━━━ MATERIAL FOR THIS TASK

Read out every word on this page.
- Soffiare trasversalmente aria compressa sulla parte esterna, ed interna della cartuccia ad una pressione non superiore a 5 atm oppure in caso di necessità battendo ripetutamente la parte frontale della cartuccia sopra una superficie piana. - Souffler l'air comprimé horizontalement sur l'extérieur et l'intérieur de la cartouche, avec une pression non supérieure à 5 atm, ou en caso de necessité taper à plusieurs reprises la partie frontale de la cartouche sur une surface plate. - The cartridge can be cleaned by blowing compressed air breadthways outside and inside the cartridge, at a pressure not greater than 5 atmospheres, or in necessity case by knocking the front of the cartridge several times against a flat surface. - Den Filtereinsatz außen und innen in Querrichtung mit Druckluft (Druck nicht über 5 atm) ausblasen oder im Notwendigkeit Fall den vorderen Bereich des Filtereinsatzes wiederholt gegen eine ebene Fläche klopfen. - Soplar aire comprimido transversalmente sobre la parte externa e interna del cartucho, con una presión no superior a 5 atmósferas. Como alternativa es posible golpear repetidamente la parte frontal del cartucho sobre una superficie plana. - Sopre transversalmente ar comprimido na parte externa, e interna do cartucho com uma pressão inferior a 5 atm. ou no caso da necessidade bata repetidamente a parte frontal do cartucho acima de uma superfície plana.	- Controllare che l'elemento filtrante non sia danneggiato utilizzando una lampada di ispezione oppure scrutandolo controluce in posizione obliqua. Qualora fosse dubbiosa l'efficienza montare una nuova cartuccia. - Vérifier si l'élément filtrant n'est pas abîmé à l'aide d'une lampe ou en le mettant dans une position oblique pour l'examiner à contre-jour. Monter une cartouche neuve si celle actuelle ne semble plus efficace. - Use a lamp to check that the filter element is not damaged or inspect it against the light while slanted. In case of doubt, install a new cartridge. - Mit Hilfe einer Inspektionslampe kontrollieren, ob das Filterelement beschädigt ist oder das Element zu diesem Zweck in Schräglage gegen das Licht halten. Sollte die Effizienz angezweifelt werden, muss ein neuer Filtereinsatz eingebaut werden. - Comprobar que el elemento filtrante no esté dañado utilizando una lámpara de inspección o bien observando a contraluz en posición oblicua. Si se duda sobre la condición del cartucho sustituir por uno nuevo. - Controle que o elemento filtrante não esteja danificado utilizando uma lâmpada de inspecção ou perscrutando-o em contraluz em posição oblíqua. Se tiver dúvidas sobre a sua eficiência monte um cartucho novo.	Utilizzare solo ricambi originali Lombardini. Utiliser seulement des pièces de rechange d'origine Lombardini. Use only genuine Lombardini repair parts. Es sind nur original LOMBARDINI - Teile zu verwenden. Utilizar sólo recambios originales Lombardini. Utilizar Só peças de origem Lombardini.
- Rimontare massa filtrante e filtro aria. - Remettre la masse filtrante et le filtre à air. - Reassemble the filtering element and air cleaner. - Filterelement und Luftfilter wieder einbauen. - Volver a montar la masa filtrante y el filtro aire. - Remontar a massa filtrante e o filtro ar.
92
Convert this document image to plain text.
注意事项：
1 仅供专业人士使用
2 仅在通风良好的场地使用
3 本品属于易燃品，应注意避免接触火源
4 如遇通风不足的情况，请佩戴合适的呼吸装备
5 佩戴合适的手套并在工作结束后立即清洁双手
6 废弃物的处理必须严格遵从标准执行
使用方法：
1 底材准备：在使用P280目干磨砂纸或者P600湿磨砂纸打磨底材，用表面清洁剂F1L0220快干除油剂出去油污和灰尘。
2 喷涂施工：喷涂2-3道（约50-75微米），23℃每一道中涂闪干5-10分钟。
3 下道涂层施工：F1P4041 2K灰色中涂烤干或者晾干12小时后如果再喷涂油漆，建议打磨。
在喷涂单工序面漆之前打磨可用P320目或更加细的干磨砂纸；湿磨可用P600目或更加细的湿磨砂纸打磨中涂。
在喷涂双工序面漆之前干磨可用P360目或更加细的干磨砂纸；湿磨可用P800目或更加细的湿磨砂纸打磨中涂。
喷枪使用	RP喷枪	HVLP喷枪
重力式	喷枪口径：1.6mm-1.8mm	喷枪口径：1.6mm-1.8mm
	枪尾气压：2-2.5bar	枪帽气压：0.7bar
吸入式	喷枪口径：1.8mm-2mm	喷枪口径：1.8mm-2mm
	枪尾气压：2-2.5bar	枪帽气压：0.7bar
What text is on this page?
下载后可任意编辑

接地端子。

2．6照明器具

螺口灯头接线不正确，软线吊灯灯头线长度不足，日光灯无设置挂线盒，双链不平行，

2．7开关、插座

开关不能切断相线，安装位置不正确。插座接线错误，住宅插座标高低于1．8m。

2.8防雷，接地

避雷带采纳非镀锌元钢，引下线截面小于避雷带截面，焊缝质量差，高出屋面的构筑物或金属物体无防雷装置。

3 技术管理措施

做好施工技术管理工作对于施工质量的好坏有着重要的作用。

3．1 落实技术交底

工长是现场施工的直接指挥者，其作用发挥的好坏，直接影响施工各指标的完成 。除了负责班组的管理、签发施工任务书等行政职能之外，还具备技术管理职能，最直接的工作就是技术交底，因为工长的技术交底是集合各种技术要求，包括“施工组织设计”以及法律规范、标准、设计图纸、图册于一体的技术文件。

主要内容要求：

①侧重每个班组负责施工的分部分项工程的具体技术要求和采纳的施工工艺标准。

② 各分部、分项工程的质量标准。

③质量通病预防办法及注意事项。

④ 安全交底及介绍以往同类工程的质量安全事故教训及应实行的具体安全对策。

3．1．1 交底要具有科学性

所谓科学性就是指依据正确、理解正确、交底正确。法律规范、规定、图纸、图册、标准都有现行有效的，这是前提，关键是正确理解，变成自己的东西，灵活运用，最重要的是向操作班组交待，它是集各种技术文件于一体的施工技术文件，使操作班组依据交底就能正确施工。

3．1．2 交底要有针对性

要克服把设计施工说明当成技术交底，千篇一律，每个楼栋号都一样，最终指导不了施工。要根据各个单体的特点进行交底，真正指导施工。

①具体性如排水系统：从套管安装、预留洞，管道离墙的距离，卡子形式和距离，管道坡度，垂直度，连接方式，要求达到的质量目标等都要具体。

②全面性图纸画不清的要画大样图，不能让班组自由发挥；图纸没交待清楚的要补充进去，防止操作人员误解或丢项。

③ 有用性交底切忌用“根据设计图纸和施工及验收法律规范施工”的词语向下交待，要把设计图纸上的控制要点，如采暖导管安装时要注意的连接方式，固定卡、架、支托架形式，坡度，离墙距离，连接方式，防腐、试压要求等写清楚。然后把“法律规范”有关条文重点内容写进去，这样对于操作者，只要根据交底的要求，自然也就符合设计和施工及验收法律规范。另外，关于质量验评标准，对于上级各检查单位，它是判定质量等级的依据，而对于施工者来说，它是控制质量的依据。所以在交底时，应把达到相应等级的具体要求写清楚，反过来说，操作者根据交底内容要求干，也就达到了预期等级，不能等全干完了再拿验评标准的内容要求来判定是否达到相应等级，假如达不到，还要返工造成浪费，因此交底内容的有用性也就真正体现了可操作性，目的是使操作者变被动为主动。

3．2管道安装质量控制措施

━━━━━━

• REQUIRED TASK
Output an exact copy of each record.

• WRITTEN ANSWER
Read out every word on this page.
- Soffiare trasversalmente aria compressa sulla parte esterna, ed interna della cartuccia ad una pressione non superiore a 5 atm oppure in caso di necessità battendo ripetutamente la parte frontale della cartuccia sopra una superficie piana. - Souffler l'air comprimé horizontalement sur l'extérieur et l'intérieur de la cartouche, avec une pression non supérieure à 5 atm, ou en caso de necessité taper à plusieurs reprises la partie frontale de la cartouche sur une surface plate. - The cartridge can be cleaned by blowing compressed air breadthways outside and inside the cartridge, at a pressure not greater than 5 atmospheres, or in necessity case by knocking the front of the cartridge several times against a flat surface. - Den Filtereinsatz außen und innen in Querrichtung mit Druckluft (Druck nicht über 5 atm) ausblasen oder im Notwendigkeit Fall den vorderen Bereich des Filtereinsatzes wiederholt gegen eine ebene Fläche klopfen. - Soplar aire comprimido transversalmente sobre la parte externa e interna del cartucho, con una presión no superior a 5 atmósferas. Como alternativa es posible golpear repetidamente la parte frontal del cartucho sobre una superficie plana. - Sopre transversalmente ar comprimido na parte externa, e interna do cartucho com uma pressão inferior a 5 atm. ou no caso da necessidade bata repetidamente a parte frontal do cartucho acima de uma superfície plana.	- Controllare che l'elemento filtrante non sia danneggiato utilizzando una lampada di ispezione oppure scrutandolo controluce in posizione obliqua. Qualora fosse dubbiosa l'efficienza montare una nuova cartuccia. - Vérifier si l'élément filtrant n'est pas abîmé à l'aide d'une lampe ou en le mettant dans une position oblique pour l'examiner à contre-jour. Monter une cartouche neuve si celle actuelle ne semble plus efficace. - Use a lamp to check that the filter element is not damaged or inspect it against the light while slanted. In case of doubt, install a new cartridge. - Mit Hilfe einer Inspektionslampe kontrollieren, ob das Filterelement beschädigt ist oder das Element zu diesem Zweck in Schräglage gegen das Licht halten. Sollte die Effizienz angezweifelt werden, muss ein neuer Filtereinsatz eingebaut werden. - Comprobar que el elemento filtrante no esté dañado utilizando una lámpara de inspección o bien observando a contraluz en posición oblicua. Si se duda sobre la condición del cartucho sustituir por uno nuevo. - Controle que o elemento filtrante não esteja danificado utilizando uma lâmpada de inspecção ou perscrutando-o em contraluz em posição oblíqua. Se tiver dúvidas sobre a sua eficiência monte um cartucho novo.	Utilizzare solo ricambi originali Lombardini. Utiliser seulement des pièces de rechange d'origine Lombardini. Use only genuine Lombardini repair parts. Es sind nur original LOMBARDINI - Teile zu verwenden. Utilizar sólo recambios originales Lombardini. Utilizar Só peças de origem Lombardini.
- Rimontare massa filtrante e filtro aria. - Remettre la masse filtrante et le filtre à air. - Reassemble the filtering element and air cleaner. - Filterelement und Luftfilter wieder einbauen. - Volver a montar la masa filtrante y el filtro aire. - Remontar a massa filtrante e o filtro ar.
92
Convert this document image to plain text.
注意事项：
1 仅供专业人士使用
2 仅在通风良好的场地使用
3 本品属于易燃品，应注意避免接触火源
4 如遇通风不足的情况，请佩戴合适的呼吸装备
5 佩戴合适的手套并在工作结束后立即清洁双手
6 废弃物的处理必须严格遵从标准执行
使用方法：
1 底材准备：在使用P280目干磨砂纸或者P600湿磨砂纸打磨底材，用表面清洁剂F1L0220快干除油剂出去油污和灰尘。
2 喷涂施工：喷涂2-3道（约50-75微米），23℃每一道中涂闪干5-10分钟。
3 下道涂层施工：F1P4041 2K灰色中涂烤干或者晾干12小时后如果再喷涂油漆，建议打磨。
在喷涂单工序面漆之前打磨可用P320目或更加细的干磨砂纸；湿磨可用P600目或更加细的湿磨砂纸打磨中涂。
在喷涂双工序面漆之前干磨可用P360目或更加细的干磨砂纸；湿磨可用P800目或更加细的湿磨砂纸打磨中涂。
喷枪使用	RP喷枪	HVLP喷枪
重力式	喷枪口径：1.6mm-1.8mm	喷枪口径：1.6mm-1.8mm
	枪尾气压：2-2.5bar	枪帽气压：0.7bar
吸入式	喷枪口径：1.8mm-2mm	喷枪口径：1.8mm-2mm
	枪尾气压：2-2.5bar	枪帽气压：0.7bar
What text is on this page?
下载后可任意编辑

接地端子。

2．6照明器具

螺口灯头接线不正确，软线吊灯灯头线长度不足，日光灯无设置挂线盒，双链不平行，

2．7开关、插座

开关不能切断相线，安装位置不正确。插座接线错误，住宅插座标高低于1．8m。

2.8防雷，接地

避雷带采纳非镀锌元钢，引下线截面小于避雷带截面，焊缝质量差，高出屋面的构筑物或金属物体无防雷装置。

3 技术管理措施

做好施工技术管理工作对于施工质量的好坏有着重要的作用。

3．1 落实技术交底

工长是现场施工的直接指挥者，其作用发挥的好坏，直接影响施工各指标的完成 。除了负责班组的管理、签发施工任务书等行政职能之外，还具备技术管理职能，最直接的工作就是技术交底，因为工长的技术交底是集合各种技术要求，包括“施工组织设计”以及法律规范、标准、设计图纸、图册于一体的技术文件。

主要内容要求：

①侧重每个班组负责施工的分部分项工程的具体技术要求和采纳的施工工艺标准。

② 各分部、分项工程的质量标准。

③质量通病预防办法及注意事项。

④ 安全交底及介绍以往同类工程的质量安全事故教训及应实行的具体安全对策。

3．1．1 交底要具有科学性

所谓科学性就是指依据正确、理解正确、交底正确。法律规范、规定、图纸、图册、标准都有现行有效的，这是前提，关键是正确理解，变成自己的东西，灵活运用，最重要的是向操作班组交待，它是集各种技术文件于一体的施工技术文件，使操作班组依据交底就能正确施工。

3．1．2 交底要有针对性

要克服把设计施工说明当成技术交底，千篇一律，每个楼栋号都一样，最终指导不了施工。要根据各个单体的特点进行交底，真正指导施工。

①具体性如排水系统：从套管安装、预留洞，管道离墙的距离，卡子形式和距离，管道坡度，垂直度，连接方式，要求达到的质量目标等都要具体。

②全面性图纸画不清的要画大样图，不能让班组自由发挥；图纸没交待清楚的要补充进去，防止操作人员误解或丢项。

③ 有用性交底切忌用“根据设计图纸和施工及验收法律规范施工”的词语向下交待，要把设计图纸上的控制要点，如采暖导管安装时要注意的连接方式，固定卡、架、支托架形式，坡度，离墙距离，连接方式，防腐、试压要求等写清楚。然后把“法律规范”有关条文重点内容写进去，这样对于操作者，只要根据交底的要求，自然也就符合设计和施工及验收法律规范。另外，关于质量验评标准，对于上级各检查单位，它是判定质量等级的依据，而对于施工者来说，它是控制质量的依据。所以在交底时，应把达到相应等级的具体要求写清楚，反过来说，操作者根据交底内容要求干，也就达到了预期等级，不能等全干完了再拿验评标准的内容要求来判定是否达到相应等级，假如达不到，还要返工造成浪费，因此交底内容的有用性也就真正体现了可操作性，目的是使操作者变被动为主动。

3．2管道安装质量控制措施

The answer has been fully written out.